Exercise objective »
In the Blackmagic Pocket Camera thread below, condense the paragraph beginning "I own the Canon T2i" into a short bulleted list that keeps its main facts.

Document »
◆ ◆ ◆ ◆
BM Pocket Camera vs. standard DSLR's?
I work as a motion graphics designer, and recently started adding video-shooting to my skills. So - my knowledge on cameras is somewhat limited - hoping that a few video pro's here can help me out:
I own the Canon T2i (550D) and a few decent lenses. I've now come across the new Pocket camera from Blackmagic Design, and the specs look VERY interesting. Questions are: This camera is $1000! With 13 stops of dynamic range and footage recorded in raw (or prores), it sounds like a serious competitor to video coming from the flagship DSLR's...the Canon 5D for example. Other than the BM camera not being able to shoot stills: What's the catch, if any? BTW: Can I use my canon lenses with an adaptor on this Pocket camera?
I'd be interested to hear people's thoughts on this too...
More RAM, for the love of god we need more RAM.
Mike, do you have an hour to read the response to your query? Seriously, I'll be brief. Please let me start with the downside of the BMPCC.
First, you do not get the full (dongle) version of DaVinci Resolve with the pocket camera so when the $995 BMPCC is compared to the $1,995 and you add in the $995 cost of Resolve, you see that the pocket camera is costing you the same money as the BMCC.
◆ ◆ ◆ ◆
[Visual layout annotation data]

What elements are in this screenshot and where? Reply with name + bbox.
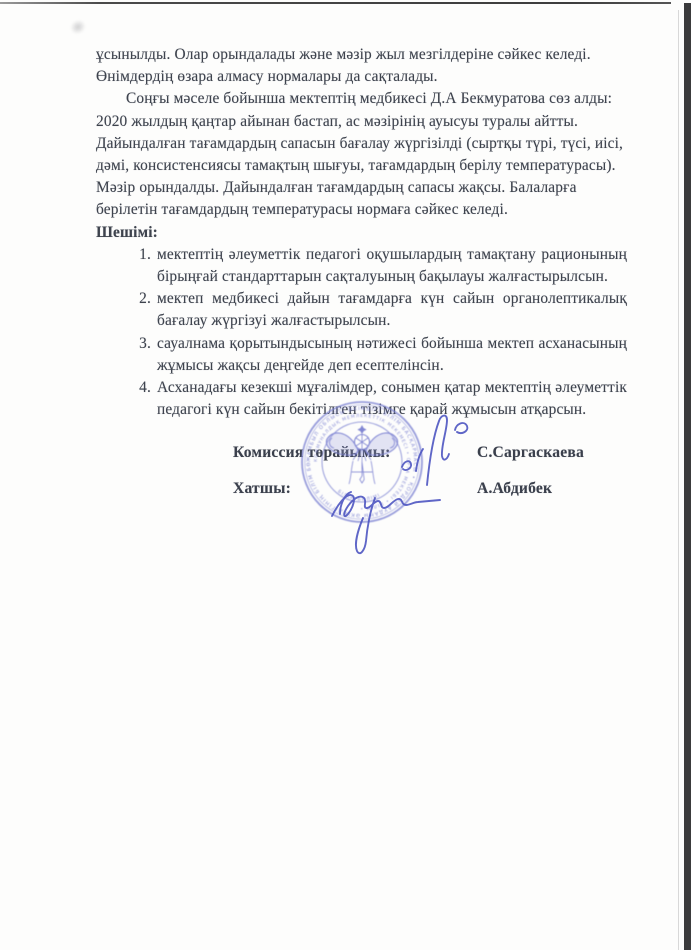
emblem-star	[357, 425, 366, 434]
emblem-right-wing	[366, 433, 398, 455]
signature-name-chair: С.Саргаскаева	[477, 444, 584, 462]
emblem-tassel	[360, 462, 364, 483]
scan-smudge-mark	[68, 17, 89, 37]
decision-item: мектеп медбикесі дайын тағамдарға күн са…	[155, 288, 627, 332]
scan-top-edge-line	[0, 2, 671, 4]
paragraph-main: Соңғы мәселе бойынша мектептің медбикесі…	[96, 88, 627, 221]
document-body: ұсынылды. Олар орындалады және мәзір жыл…	[96, 44, 627, 421]
kazakhstan-emblem-icon	[326, 425, 397, 484]
decision-item: мектептің әлеуметтік педагогі оқушыларды…	[155, 244, 627, 288]
official-stamp: ЖАМБЫЛ ОБЛЫСЫ ӘКІМДІГІ БІЛІМ БАСҚАРМАСЫ …	[285, 390, 485, 560]
scan-right-edge-faint-line	[678, 10, 679, 950]
emblem-left-wing	[326, 433, 358, 455]
scanned-document: { "doc": { "paragraph_continuation": "ұс…	[0, 0, 691, 950]
decision-item: сауалнама қорытындысының нәтижесі бойынш…	[155, 333, 627, 377]
scan-right-edge-bar	[684, 3, 691, 950]
signature-role-secretary: Хатшы:	[233, 480, 291, 498]
decision-heading: Шешімі:	[96, 222, 627, 244]
signature-name-secretary: А.Абдибек	[477, 480, 552, 498]
paragraph-continuation: ұсынылды. Олар орындалады және мәзір жыл…	[96, 44, 627, 88]
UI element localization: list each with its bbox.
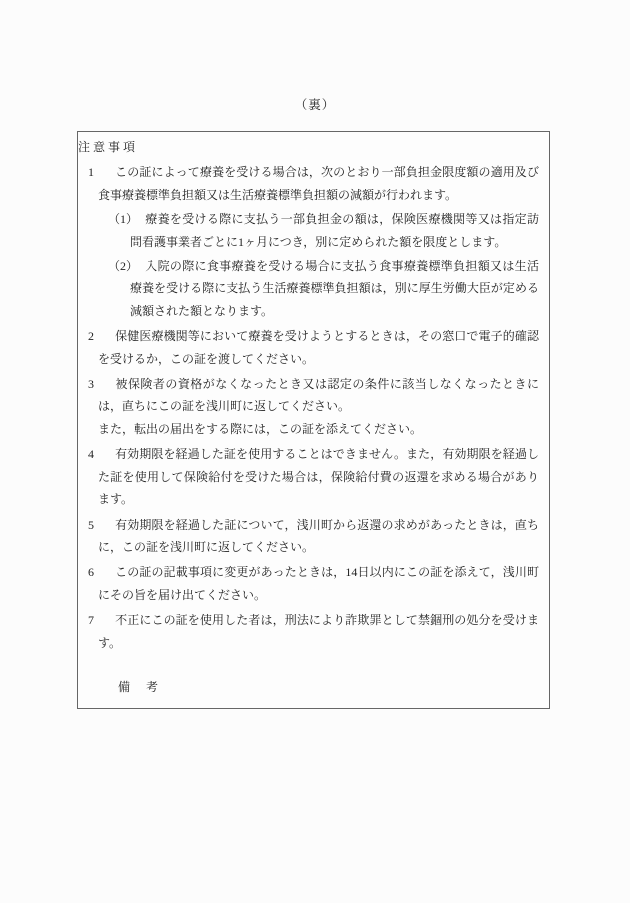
- notice-title: 注意事項: [78, 136, 539, 158]
- subitem-text: 療養を受ける際に支払う一部負担金の額は，保険医療機関等又は指定訪問看護事業者ごと…: [130, 212, 539, 248]
- item-text: 保健医療機関等において療養を受けようとするときは，その窓口で電子的確認を受けるか…: [98, 329, 539, 365]
- item-number: 7: [88, 609, 115, 631]
- item-number: 6: [88, 561, 115, 583]
- item-number: 3: [88, 373, 115, 395]
- subitem-number: （2）: [108, 255, 145, 277]
- item-text: 有効期限を経過した証について，浅川町から返還の求めがあったときは，直ちに，この証…: [98, 518, 539, 554]
- item-number: 5: [88, 514, 115, 536]
- notice-item-2: 2保健医療機関等において療養を受けようとするときは，その窓口で電子的確認を受ける…: [78, 325, 539, 370]
- notice-item-3: 3被保険者の資格がなくなったとき又は認定の条件に該当しなくなったときには，直ちに…: [78, 373, 539, 418]
- notice-box: 注意事項 1この証によって療養を受ける場合は，次のとおり一部負担金限度額の適用及…: [77, 131, 550, 709]
- item-text: 不正にこの証を使用した者は，刑法により詐欺罪として禁錮刑の処分を受けます。: [98, 613, 539, 649]
- notice-item-1-sub-2: （2）入院の際に食事療養を受ける場合に支払う食事療養標準負担額又は生活療養を受け…: [78, 255, 539, 322]
- item-text: 有効期限を経過した証を使用することはできません。また，有効期限を経過した証を使用…: [98, 447, 539, 506]
- item-number: 4: [88, 443, 115, 465]
- item-number: 2: [88, 325, 115, 347]
- notice-item-1: 1この証によって療養を受ける場合は，次のとおり一部負担金限度額の適用及び食事療養…: [78, 161, 539, 206]
- item-text: この証の記載事項に変更があったときは，14日以内にこの証を添えて，浅川町にその旨…: [98, 565, 539, 601]
- subitem-text: 入院の際に食事療養を受ける場合に支払う食事療養標準負担額又は生活療養を受ける際に…: [130, 259, 539, 318]
- item-text: 被保険者の資格がなくなったとき又は認定の条件に該当しなくなったときには，直ちにこ…: [98, 377, 539, 413]
- remarks-label: 備 考: [78, 676, 539, 698]
- notice-item-5: 5有効期限を経過した証について，浅川町から返還の求めがあったときは，直ちに，この…: [78, 514, 539, 559]
- item-text: この証によって療養を受ける場合は，次のとおり一部負担金限度額の適用及び食事療養標…: [98, 165, 539, 201]
- item-number: 1: [88, 161, 115, 183]
- notice-item-6: 6この証の記載事項に変更があったときは，14日以内にこの証を添えて，浅川町にその…: [78, 561, 539, 606]
- document-page: （裏） 注意事項 1この証によって療養を受ける場合は，次のとおり一部負担金限度額…: [0, 0, 630, 903]
- side-label: （裏）: [0, 95, 630, 113]
- notice-item-7: 7不正にこの証を使用した者は，刑法により詐欺罪として禁錮刑の処分を受けます。: [78, 609, 539, 654]
- notice-item-3-extra: また，転出の届出をする際には，この証を添えてください。: [78, 418, 539, 440]
- notice-item-1-sub-1: （1）療養を受ける際に支払う一部負担金の額は，保険医療機関等又は指定訪問看護事業…: [78, 208, 539, 253]
- subitem-number: （1）: [108, 208, 145, 230]
- notice-item-4: 4有効期限を経過した証を使用することはできません。また，有効期限を経過した証を使…: [78, 443, 539, 510]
◆ ◆ ◆ ◆
Problem solution »
- The writer owns a Canon T2i (550D) and a few decent lenses.
- Blackmagic Design's new Pocket camera costs $1000, offers 13 stops of dynamic range, and records in raw or ProRes.
- Its video specs seem to rival flagship DSLRs such as the Canon 5D.
- Besides its inability to shoot stills, the writer asks what the catch is and whether Canon lenses can be used on it with an adapter.